Extract all data as written.

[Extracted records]
_ _ _ _

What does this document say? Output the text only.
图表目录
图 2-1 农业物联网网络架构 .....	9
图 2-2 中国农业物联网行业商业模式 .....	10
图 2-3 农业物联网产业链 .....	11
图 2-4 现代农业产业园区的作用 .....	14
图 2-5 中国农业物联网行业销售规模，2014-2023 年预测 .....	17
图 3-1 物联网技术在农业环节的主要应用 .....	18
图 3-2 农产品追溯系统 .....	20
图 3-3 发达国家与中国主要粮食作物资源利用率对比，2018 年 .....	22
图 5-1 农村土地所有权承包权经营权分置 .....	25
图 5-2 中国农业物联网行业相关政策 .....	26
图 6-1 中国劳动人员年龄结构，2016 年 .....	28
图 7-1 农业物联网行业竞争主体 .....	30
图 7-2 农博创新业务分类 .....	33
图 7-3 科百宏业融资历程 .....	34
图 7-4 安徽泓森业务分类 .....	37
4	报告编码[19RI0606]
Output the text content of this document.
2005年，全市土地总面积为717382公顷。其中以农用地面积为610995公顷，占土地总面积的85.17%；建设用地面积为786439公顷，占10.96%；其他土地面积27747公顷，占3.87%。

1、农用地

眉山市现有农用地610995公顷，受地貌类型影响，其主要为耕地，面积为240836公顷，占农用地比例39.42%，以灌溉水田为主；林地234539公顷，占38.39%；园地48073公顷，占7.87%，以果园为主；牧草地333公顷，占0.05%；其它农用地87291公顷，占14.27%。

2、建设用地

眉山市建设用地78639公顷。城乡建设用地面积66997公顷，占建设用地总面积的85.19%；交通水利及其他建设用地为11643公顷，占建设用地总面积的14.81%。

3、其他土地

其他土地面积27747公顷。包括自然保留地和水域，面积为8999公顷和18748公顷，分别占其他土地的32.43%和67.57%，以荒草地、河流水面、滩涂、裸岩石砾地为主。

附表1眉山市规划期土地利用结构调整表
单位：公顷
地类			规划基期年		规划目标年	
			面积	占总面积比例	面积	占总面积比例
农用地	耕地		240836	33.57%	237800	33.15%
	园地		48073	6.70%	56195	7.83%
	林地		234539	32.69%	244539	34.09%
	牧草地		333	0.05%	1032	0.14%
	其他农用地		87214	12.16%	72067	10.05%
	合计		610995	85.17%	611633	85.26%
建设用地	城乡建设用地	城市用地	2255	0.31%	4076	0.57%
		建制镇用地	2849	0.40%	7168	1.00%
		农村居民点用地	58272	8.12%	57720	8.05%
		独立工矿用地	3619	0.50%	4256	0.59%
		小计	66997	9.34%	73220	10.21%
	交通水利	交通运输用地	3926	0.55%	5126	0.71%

_ _ _ _

Solution to this problem:
What does this document say? Output the text only.
图表目录
图 2-1 农业物联网网络架构 .....	9
图 2-2 中国农业物联网行业商业模式 .....	10
图 2-3 农业物联网产业链 .....	11
图 2-4 现代农业产业园区的作用 .....	14
图 2-5 中国农业物联网行业销售规模，2014-2023 年预测 .....	17
图 3-1 物联网技术在农业环节的主要应用 .....	18
图 3-2 农产品追溯系统 .....	20
图 3-3 发达国家与中国主要粮食作物资源利用率对比，2018 年 .....	22
图 5-1 农村土地所有权承包权经营权分置 .....	25
图 5-2 中国农业物联网行业相关政策 .....	26
图 6-1 中国劳动人员年龄结构，2016 年 .....	28
图 7-1 农业物联网行业竞争主体 .....	30
图 7-2 农博创新业务分类 .....	33
图 7-3 科百宏业融资历程 .....	34
图 7-4 安徽泓森业务分类 .....	37
4	报告编码[19RI0606]
Output the text content of this document.
2005年，全市土地总面积为717382公顷。其中以农用地面积为610995公顷，占土地总面积的85.17%；建设用地面积为786439公顷，占10.96%；其他土地面积27747公顷，占3.87%。

1、农用地

眉山市现有农用地610995公顷，受地貌类型影响，其主要为耕地，面积为240836公顷，占农用地比例39.42%，以灌溉水田为主；林地234539公顷，占38.39%；园地48073公顷，占7.87%，以果园为主；牧草地333公顷，占0.05%；其它农用地87291公顷，占14.27%。

2、建设用地

眉山市建设用地78639公顷。城乡建设用地面积66997公顷，占建设用地总面积的85.19%；交通水利及其他建设用地为11643公顷，占建设用地总面积的14.81%。

3、其他土地

其他土地面积27747公顷。包括自然保留地和水域，面积为8999公顷和18748公顷，分别占其他土地的32.43%和67.57%，以荒草地、河流水面、滩涂、裸岩石砾地为主。

附表1眉山市规划期土地利用结构调整表
单位：公顷
地类			规划基期年		规划目标年	
			面积	占总面积比例	面积	占总面积比例
农用地	耕地		240836	33.57%	237800	33.15%
	园地		48073	6.70%	56195	7.83%
	林地		234539	32.69%	244539	34.09%
	牧草地		333	0.05%	1032	0.14%
	其他农用地		87214	12.16%	72067	10.05%
	合计		610995	85.17%	611633	85.26%
建设用地	城乡建设用地	城市用地	2255	0.31%	4076	0.57%
		建制镇用地	2849	0.40%	7168	1.00%
		农村居民点用地	58272	8.12%	57720	8.05%
		独立工矿用地	3619	0.50%	4256	0.59%
		小计	66997	9.34%	73220	10.21%
	交通水利	交通运输用地	3926	0.55%	5126	0.71%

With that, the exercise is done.